• **EXERCISE GOAL**: Extract each line containing the string "Tiếng".

• **DATASET ROWS**:
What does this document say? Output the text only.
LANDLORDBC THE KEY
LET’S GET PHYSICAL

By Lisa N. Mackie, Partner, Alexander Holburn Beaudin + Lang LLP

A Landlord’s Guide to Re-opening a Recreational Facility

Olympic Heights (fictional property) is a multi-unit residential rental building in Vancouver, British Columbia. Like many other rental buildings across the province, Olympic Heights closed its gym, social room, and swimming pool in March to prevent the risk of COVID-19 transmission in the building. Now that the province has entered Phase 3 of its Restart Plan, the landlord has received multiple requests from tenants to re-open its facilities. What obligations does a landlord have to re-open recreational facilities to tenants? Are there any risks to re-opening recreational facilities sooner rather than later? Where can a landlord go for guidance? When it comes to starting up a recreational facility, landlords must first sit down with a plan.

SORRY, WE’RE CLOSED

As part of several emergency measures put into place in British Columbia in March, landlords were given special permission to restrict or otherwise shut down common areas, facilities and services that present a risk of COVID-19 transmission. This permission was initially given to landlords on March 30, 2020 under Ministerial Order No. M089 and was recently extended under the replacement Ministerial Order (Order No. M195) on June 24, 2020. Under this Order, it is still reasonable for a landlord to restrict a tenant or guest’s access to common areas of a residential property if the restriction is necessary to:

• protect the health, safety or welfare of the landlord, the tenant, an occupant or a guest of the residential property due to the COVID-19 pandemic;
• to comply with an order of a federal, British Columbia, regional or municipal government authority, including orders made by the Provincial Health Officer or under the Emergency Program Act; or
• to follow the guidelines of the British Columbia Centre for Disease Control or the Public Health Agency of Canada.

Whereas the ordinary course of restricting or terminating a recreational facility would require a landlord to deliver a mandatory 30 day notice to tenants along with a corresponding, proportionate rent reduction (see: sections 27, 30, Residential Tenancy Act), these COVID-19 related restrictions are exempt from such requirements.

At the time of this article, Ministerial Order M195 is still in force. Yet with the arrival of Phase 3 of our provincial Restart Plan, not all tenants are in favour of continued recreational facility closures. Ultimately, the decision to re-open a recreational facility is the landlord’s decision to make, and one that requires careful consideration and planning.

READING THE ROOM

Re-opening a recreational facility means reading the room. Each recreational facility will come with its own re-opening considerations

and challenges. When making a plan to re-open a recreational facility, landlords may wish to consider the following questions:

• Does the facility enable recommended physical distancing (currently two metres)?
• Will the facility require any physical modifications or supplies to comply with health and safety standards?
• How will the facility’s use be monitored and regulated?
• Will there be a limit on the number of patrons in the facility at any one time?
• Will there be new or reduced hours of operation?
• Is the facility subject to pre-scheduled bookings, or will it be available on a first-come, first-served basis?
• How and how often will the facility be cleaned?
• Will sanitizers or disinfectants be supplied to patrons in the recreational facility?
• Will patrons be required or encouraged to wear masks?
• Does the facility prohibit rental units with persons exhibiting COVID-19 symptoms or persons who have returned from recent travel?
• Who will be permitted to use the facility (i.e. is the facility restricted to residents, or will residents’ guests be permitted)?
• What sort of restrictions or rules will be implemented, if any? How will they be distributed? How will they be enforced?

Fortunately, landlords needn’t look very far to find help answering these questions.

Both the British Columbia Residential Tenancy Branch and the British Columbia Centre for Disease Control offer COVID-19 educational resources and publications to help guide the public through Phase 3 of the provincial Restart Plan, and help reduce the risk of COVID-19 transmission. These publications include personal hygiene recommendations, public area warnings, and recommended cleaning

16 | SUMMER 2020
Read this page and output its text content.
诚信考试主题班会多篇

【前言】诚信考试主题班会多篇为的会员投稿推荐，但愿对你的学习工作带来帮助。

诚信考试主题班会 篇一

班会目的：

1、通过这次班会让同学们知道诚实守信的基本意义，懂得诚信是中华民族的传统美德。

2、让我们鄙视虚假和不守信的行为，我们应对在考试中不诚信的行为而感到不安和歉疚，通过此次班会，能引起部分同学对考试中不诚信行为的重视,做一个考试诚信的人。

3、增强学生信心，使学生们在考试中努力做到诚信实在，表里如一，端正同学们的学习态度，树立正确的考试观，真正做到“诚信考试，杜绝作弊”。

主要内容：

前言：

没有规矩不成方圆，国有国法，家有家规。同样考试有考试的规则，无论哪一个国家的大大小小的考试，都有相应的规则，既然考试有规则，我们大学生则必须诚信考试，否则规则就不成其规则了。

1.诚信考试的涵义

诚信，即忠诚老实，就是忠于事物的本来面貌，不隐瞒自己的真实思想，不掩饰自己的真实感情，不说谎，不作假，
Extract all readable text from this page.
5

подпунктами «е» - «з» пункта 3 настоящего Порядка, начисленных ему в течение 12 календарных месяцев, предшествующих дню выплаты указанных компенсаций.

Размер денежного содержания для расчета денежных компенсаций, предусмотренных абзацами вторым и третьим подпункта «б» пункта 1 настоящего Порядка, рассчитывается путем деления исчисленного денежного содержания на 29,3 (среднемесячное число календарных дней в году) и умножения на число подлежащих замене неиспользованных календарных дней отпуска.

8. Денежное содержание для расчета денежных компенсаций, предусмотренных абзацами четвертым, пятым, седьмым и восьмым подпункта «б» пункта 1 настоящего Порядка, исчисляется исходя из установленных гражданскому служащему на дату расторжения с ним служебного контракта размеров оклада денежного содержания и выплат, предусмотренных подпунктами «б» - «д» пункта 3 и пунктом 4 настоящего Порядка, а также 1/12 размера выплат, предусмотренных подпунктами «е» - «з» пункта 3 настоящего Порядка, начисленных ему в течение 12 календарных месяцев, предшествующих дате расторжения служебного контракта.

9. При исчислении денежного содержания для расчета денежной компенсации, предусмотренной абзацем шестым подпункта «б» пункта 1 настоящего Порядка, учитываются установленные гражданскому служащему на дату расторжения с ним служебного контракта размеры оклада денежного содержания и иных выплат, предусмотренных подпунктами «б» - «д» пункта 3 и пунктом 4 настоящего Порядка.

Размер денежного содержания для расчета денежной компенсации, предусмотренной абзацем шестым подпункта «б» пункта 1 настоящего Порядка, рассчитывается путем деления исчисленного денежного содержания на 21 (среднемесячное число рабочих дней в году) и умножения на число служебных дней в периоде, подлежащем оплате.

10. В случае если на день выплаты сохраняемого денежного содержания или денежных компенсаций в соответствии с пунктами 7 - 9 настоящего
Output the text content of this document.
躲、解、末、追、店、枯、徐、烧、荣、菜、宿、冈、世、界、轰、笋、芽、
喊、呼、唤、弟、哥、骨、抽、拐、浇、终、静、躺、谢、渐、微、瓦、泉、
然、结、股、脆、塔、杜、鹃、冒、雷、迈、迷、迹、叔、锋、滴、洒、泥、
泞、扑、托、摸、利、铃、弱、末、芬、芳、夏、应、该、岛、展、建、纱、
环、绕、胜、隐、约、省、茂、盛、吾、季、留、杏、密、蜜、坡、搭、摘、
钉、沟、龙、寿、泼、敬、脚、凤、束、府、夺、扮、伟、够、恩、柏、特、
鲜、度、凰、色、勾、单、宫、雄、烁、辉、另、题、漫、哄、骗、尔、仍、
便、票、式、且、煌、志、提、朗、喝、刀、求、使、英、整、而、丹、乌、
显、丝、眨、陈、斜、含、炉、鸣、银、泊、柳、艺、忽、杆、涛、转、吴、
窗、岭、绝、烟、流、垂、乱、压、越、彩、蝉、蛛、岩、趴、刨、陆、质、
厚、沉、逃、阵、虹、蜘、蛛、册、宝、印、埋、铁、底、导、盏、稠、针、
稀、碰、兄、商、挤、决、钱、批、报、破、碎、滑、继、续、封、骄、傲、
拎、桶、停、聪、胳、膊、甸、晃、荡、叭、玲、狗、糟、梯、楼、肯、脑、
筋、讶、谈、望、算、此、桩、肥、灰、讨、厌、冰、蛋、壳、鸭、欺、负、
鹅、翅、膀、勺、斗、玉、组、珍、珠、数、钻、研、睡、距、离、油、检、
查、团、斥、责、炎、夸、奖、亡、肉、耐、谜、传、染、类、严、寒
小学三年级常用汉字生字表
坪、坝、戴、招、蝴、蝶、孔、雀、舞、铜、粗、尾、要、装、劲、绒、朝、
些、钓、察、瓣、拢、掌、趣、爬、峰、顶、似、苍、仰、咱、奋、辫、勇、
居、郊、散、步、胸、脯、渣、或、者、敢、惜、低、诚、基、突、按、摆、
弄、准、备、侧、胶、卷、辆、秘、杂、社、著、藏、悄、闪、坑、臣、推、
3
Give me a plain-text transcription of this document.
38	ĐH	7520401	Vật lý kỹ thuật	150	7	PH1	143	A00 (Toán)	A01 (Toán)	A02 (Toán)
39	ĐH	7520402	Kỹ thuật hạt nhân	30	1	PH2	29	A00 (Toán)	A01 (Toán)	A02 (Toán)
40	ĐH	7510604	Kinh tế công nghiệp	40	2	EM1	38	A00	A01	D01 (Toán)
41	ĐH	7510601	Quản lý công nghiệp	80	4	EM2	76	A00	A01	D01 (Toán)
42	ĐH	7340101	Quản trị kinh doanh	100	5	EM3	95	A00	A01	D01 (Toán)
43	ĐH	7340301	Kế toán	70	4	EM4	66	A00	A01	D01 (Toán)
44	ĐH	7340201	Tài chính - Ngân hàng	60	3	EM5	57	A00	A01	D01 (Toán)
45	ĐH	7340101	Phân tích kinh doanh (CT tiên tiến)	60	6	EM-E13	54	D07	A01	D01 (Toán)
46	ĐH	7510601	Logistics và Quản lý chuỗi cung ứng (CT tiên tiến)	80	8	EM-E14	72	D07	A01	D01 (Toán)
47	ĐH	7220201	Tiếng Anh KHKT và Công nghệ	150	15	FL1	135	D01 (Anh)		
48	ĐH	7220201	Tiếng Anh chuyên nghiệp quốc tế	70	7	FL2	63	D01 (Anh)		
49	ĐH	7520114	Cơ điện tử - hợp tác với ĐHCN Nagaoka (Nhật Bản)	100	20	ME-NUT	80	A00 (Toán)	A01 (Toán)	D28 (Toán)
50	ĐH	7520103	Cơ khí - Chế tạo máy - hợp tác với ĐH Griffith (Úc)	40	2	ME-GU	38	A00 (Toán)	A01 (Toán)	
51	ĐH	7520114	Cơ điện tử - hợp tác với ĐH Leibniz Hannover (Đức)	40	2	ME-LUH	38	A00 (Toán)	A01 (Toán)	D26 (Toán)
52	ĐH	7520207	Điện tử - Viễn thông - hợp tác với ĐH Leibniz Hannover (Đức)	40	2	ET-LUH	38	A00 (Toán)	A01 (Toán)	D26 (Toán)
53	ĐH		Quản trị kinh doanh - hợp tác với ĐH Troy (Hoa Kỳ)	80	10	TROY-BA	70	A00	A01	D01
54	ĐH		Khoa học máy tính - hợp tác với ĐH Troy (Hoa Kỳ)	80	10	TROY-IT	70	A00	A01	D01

• **SOLUTION TO THIS PROBLEM**:
47	ĐH	7220201	Tiếng Anh KHKT và Công nghệ	150	15	FL1	135	D01 (Anh)		
48	ĐH	7220201	Tiếng Anh chuyên nghiệp quốc tế	70	7	FL2	63	D01 (Anh)		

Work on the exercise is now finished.